--- Problem description ---
How many lines in these entries contain the string "Kohlenbergwerke"? Reply with the number alone.

Top of Recorded information

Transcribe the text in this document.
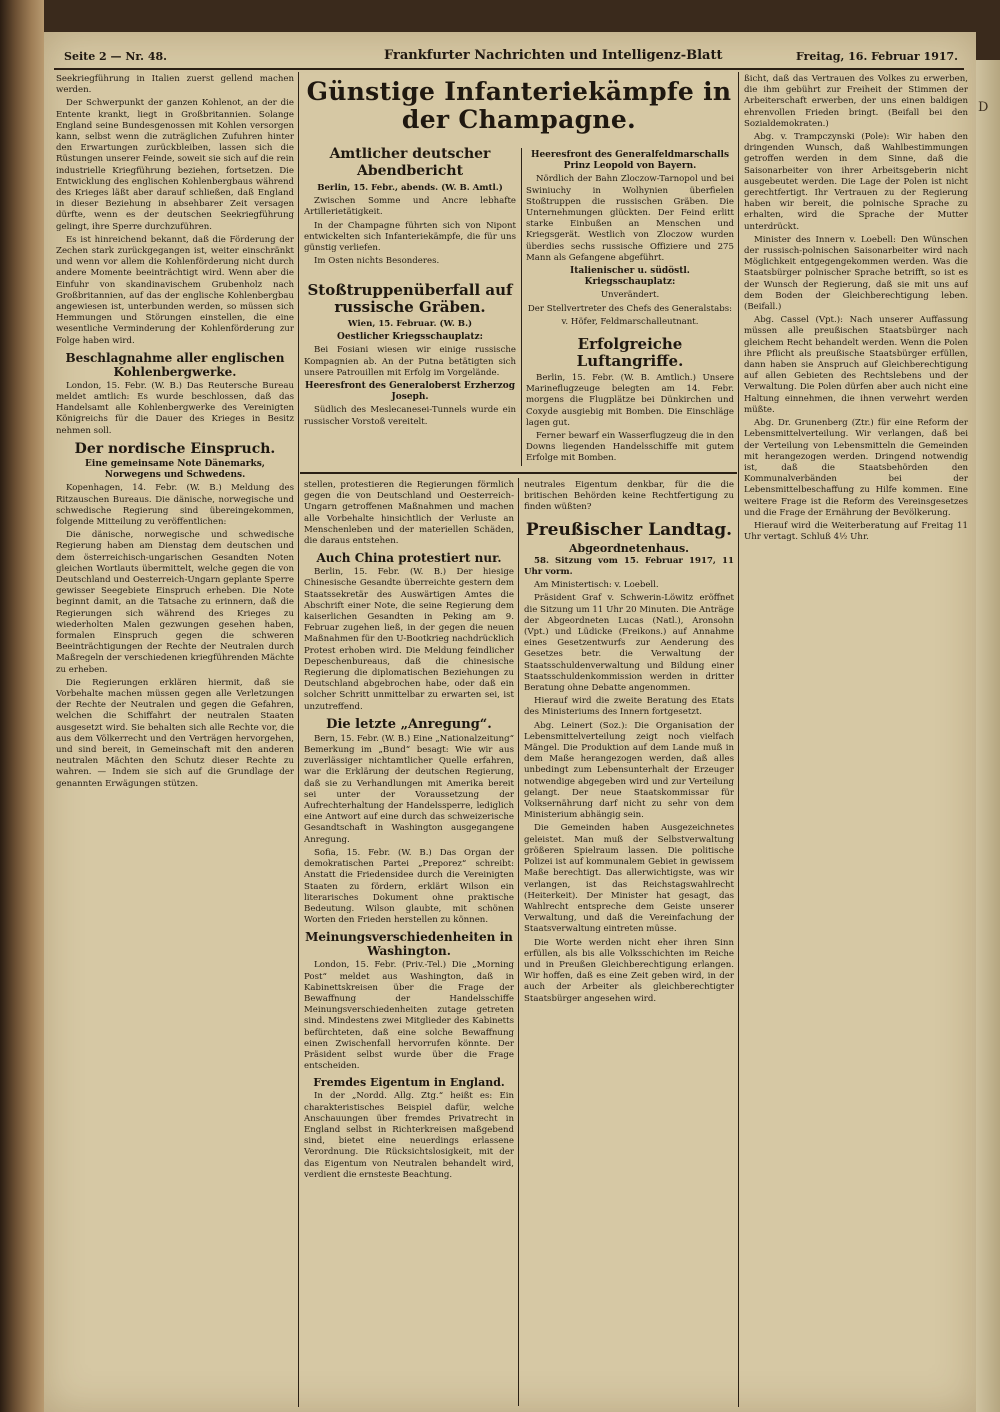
D
Seite 2 — Nr. 48.	Frankfurter Nachrichten und Intelligenz-Blatt	Freitag, 16. Februar 1917.

Seekriegführung in Italien zuerst gellend machen werden.

Der Schwerpunkt der ganzen Kohlenot, an der die Entente krankt, liegt in Großbritannien. Solange England seine Bundesgenossen mit Kohlen versorgen kann, selbst wenn die zuträglichen Zufuhren hinter den Erwartungen zurückbleiben, lassen sich die Rüstungen unserer Feinde, soweit sie sich auf die rein industrielle Kriegführung beziehen, fortsetzen. Die Entwicklung des englischen Kohlenbergbaus während des Krieges läßt aber darauf schließen, daß England in dieser Beziehung in absehbarer Zeit versagen dürfte, wenn es der deutschen Seekriegführung gelingt, ihre Sperre durchzuführen.

Es ist hinreichend bekannt, daß die Förderung der Zechen stark zurückgegangen ist, weiter einschränkt und wenn vor allem die Kohlenförderung nicht durch andere Momente beeinträchtigt wird. Wenn aber die Einfuhr von skandinavischem Grubenholz nach Großbritannien, auf das der englische Kohlenbergbau angewiesen ist, unterbunden werden, so müssen sich Hemmungen und Störungen einstellen, die eine wesentliche Verminderung der Kohlenförderung zur Folge haben wird.

Beschlagnahme aller englischen Kohlenbergwerke.

London, 15. Febr. (W. B.) Das Reutersche Bureau meldet amtlich: Es wurde beschlossen, daß das Handelsamt alle Kohlenbergwerke des Vereinigten Königreichs für die Dauer des Krieges in Besitz nehmen soll.

Der nordische Einspruch.
Eine gemeinsame Note Dänemarks, Norwegens und Schwedens.

Kopenhagen, 14. Febr. (W. B.) Meldung des Ritzauschen Bureaus. Die dänische, norwegische und schwedische Regierung sind übereingekommen, folgende Mitteilung zu veröffentlichen:

Die dänische, norwegische und schwedische Regierung haben am Dienstag dem deutschen und dem österreichisch-ungarischen Gesandten Noten gleichen Wortlauts übermittelt, welche gegen die von Deutschland und Oesterreich-Ungarn geplante Sperre gewisser Seegebiete Einspruch erheben. Die Note beginnt damit, an die Tatsache zu erinnern, daß die Regierungen sich während des Krieges zu wiederholten Malen gezwungen gesehen haben, formalen Einspruch gegen die schweren Beeinträchtigungen der Rechte der Neutralen durch Maßregeln der verschiedenen kriegführenden Mächte zu erheben.

Die Regierungen erklären hiermit, daß sie Vorbehalte machen müssen gegen alle Verletzungen der Rechte der Neutralen und gegen die Gefahren, welchen die Schiffahrt der neutralen Staaten ausgesetzt wird. Sie behalten sich alle Rechte vor, die aus dem Völkerrecht und den Verträgen hervorgehen, und sind bereit, in Gemeinschaft mit den anderen neutralen Mächten den Schutz dieser Rechte zu wahren. — Indem sie sich auf die Grundlage der genannten Erwägungen stützen.

Günstige Infanteriekämpfe in der Champagne.
Amtlicher deutscher Abendbericht

Berlin, 15. Febr., abends. (W. B. Amtl.)

Zwischen Somme und Ancre lebhafte Artillerietätigkeit.

In der Champagne führten sich von Nipont entwickelten sich Infanteriekämpfe, die für uns günstig verliefen.

Im Osten nichts Besonderes.

Stoßtruppenüberfall auf russische Gräben.

Wien, 15. Februar. (W. B.)

Oestlicher Kriegsschauplatz:

Bei Fosiani wiesen wir einige russische Kompagnien ab. An der Putna betätigten sich unsere Patrouillen mit Erfolg im Vorgelände.

Heeresfront des Generaloberst Erzherzog Joseph.

Südlich des Meslecanesei-Tunnels wurde ein russischer Vorstoß vereitelt.

Heeresfront des Generalfeldmarschalls Prinz Leopold von Bayern.

Nördlich der Bahn Zloczow-Tarnopol und bei Swiniuchy in Wolhynien überfielen Stoßtruppen die russischen Gräben. Die Unternehmungen glückten. Der Feind erlitt starke Einbußen an Menschen und Kriegsgerät. Westlich von Zloczow wurden überdies sechs russische Offiziere und 275 Mann als Gefangene abgeführt.

Italienischer u. südöstl. Kriegsschauplatz:

Unverändert.

Der Stellvertreter des Chefs des Generalstabs:

v. Höfer, Feldmarschalleutnant.

Erfolgreiche Luftangriffe.

Berlin, 15. Febr. (W. B. Amtlich.) Unsere Marineflugzeuge belegten am 14. Febr. morgens die Flugplätze bei Dünkirchen und Coxyde ausgiebig mit Bomben. Die Einschläge lagen gut.

Ferner bewarf ein Wasserflugzeug die in den Downs liegenden Handelsschiffe mit gutem Erfolge mit Bomben.

stellen, protestieren die Regierungen förmlich gegen die von Deutschland und Oesterreich-Ungarn getroffenen Maßnahmen und machen alle Vorbehalte hinsichtlich der Verluste an Menschenleben und der materiellen Schäden, die daraus entstehen.

Auch China protestiert nur.

Berlin, 15. Febr. (W. B.) Der hiesige Chinesische Gesandte überreichte gestern dem Staatssekretär des Auswärtigen Amtes die Abschrift einer Note, die seine Regierung dem kaiserlichen Gesandten in Peking am 9. Februar zugehen ließ, in der gegen die neuen Maßnahmen für den U-Bootkrieg nachdrücklich Protest erhoben wird. Die Meldung feindlicher Depeschenbureaus, daß die chinesische Regierung die diplomatischen Beziehungen zu Deutschland abgebrochen habe, oder daß ein solcher Schritt unmittelbar zu erwarten sei, ist unzutreffend.

Die letzte „Anregung“.

Bern, 15. Febr. (W. B.) Eine „Nationalzeitung“ Bemerkung im „Bund“ besagt: Wie wir aus zuverlässiger nichtamtlicher Quelle erfahren, war die Erklärung der deutschen Regierung, daß sie zu Verhandlungen mit Amerika bereit sei unter der Voraussetzung der Aufrechterhaltung der Handelssperre, lediglich eine Antwort auf eine durch das schweizerische Gesandtschaft in Washington ausgegangene Anregung.

Sofia, 15. Febr. (W. B.) Das Organ der demokratischen Partei „Preporez“ schreibt: Anstatt die Friedensidee durch die Vereinigten Staaten zu fördern, erklärt Wilson ein literarisches Dokument ohne praktische Bedeutung. Wilson glaubte, mit schönen Worten den Frieden herstellen zu können.

Meinungsverschiedenheiten in Washington.

London, 15. Febr. (Priv.-Tel.) Die „Morning Post“ meldet aus Washington, daß in Kabinettskreisen über die Frage der Bewaffnung der Handelsschiffe Meinungsverschiedenheiten zutage getreten sind. Mindestens zwei Mitglieder des Kabinetts befürchteten, daß eine solche Bewaffnung einen Zwischenfall hervorrufen könnte. Der Präsident selbst wurde über die Frage entscheiden.

Fremdes Eigentum in England.

In der „Nordd. Allg. Ztg.“ heißt es: Ein charakteristisches Beispiel dafür, welche Anschauungen über fremdes Privatrecht in England selbst in Richterkreisen maßgebend sind, bietet eine neuerdings erlassene Verordnung. Die Rücksichtslosigkeit, mit der das Eigentum von Neutralen behandelt wird, verdient die ernsteste Beachtung.

neutrales Eigentum denkbar, für die die britischen Behörden keine Rechtfertigung zu finden wüßten?

Preußischer Landtag.
Abgeordnetenhaus.

58. Sitzung vom 15. Februar 1917, 11 Uhr vorm.

Am Ministertisch: v. Loebell.

Präsident Graf v. Schwerin-Löwitz eröffnet die Sitzung um 11 Uhr 20 Minuten. Die Anträge der Abgeordneten Lucas (Natl.), Aronsohn (Vpt.) und Lüdicke (Freikons.) auf Annahme eines Gesetzentwurfs zur Aenderung des Gesetzes betr. die Verwaltung der Staatsschuldenverwaltung und Bildung einer Staatsschuldenkommission werden in dritter Beratung ohne Debatte angenommen.

Hierauf wird die zweite Beratung des Etats des Ministeriums des Innern fortgesetzt.

Abg. Leinert (Soz.): Die Organisation der Lebensmittelverteilung zeigt noch vielfach Mängel. Die Produktion auf dem Lande muß in dem Maße herangezogen werden, daß alles unbedingt zum Lebensunterhalt der Erzeuger notwendige abgegeben wird und zur Verteilung gelangt. Der neue Staatskommissar für Volksernährung darf nicht zu sehr von dem Ministerium abhängig sein.

Die Gemeinden haben Ausgezeichnetes geleistet. Man muß der Selbstverwaltung größeren Spielraum lassen. Die politische Polizei ist auf kommunalem Gebiet in gewissem Maße berechtigt. Das allerwichtigste, was wir verlangen, ist das Reichstagswahlrecht (Heiterkeit). Der Minister hat gesagt, das Wahlrecht entspreche dem Geiste unserer Verwaltung, und daß die Vereinfachung der Staatsverwaltung eintreten müsse.

Die Worte werden nicht eher ihren Sinn erfüllen, als bis alle Volksschichten im Reiche und in Preußen Gleichberechtigung erlangen. Wir hoffen, daß es eine Zeit geben wird, in der auch der Arbeiter als gleichberechtigter Staatsbürger angesehen wird.

ßicht, daß das Vertrauen des Volkes zu erwerben, die ihm gebührt zur Freiheit der Stimmen der Arbeiterschaft erwerben, der uns einen baldigen ehrenvollen Frieden bringt. (Beifall bei den Sozialdemokraten.)

Abg. v. Trampczynski (Pole): Wir haben den dringenden Wunsch, daß Wahlbestimmungen getroffen werden in dem Sinne, daß die Saisonarbeiter von ihrer Arbeitsgeberin nicht ausgebeutet werden. Die Lage der Polen ist nicht gerechtfertigt. Ihr Vertrauen zu der Regierung haben wir bereit, die polnische Sprache zu erhalten, wird die Sprache der Mutter unterdrückt.

Minister des Innern v. Loebell: Den Wünschen der russisch-polnischen Saisonarbeiter wird nach Möglichkeit entgegengekommen werden. Was die Staatsbürger polnischer Sprache betrifft, so ist es der Wunsch der Regierung, daß sie mit uns auf dem Boden der Gleichberechtigung leben. (Beifall.)

Abg. Cassel (Vpt.): Nach unserer Auffassung müssen alle preußischen Staatsbürger nach gleichem Recht behandelt werden. Wenn die Polen ihre Pflicht als preußische Staatsbürger erfüllen, dann haben sie Anspruch auf Gleichberechtigung auf allen Gebieten des Rechtslebens und der Verwaltung. Die Polen dürfen aber auch nicht eine Haltung einnehmen, die ihnen verwehrt werden müßte.

Abg. Dr. Grunenberg (Ztr.) für eine Reform der Lebensmittelverteilung. Wir verlangen, daß bei der Verteilung von Lebensmitteln die Gemeinden mit herangezogen werden. Dringend notwendig ist, daß die Staatsbehörden den Kommunalverbänden bei der Lebensmittelbeschaffung zu Hilfe kommen. Eine weitere Frage ist die Reform des Vereinsgesetzes und die Frage der Ernährung der Bevölkerung.

Hierauf wird die Weiterberatung auf Freitag 11 Uhr vertagt. Schluß 4½ Uhr.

Bottom of Recorded information

--- The completed task ---
2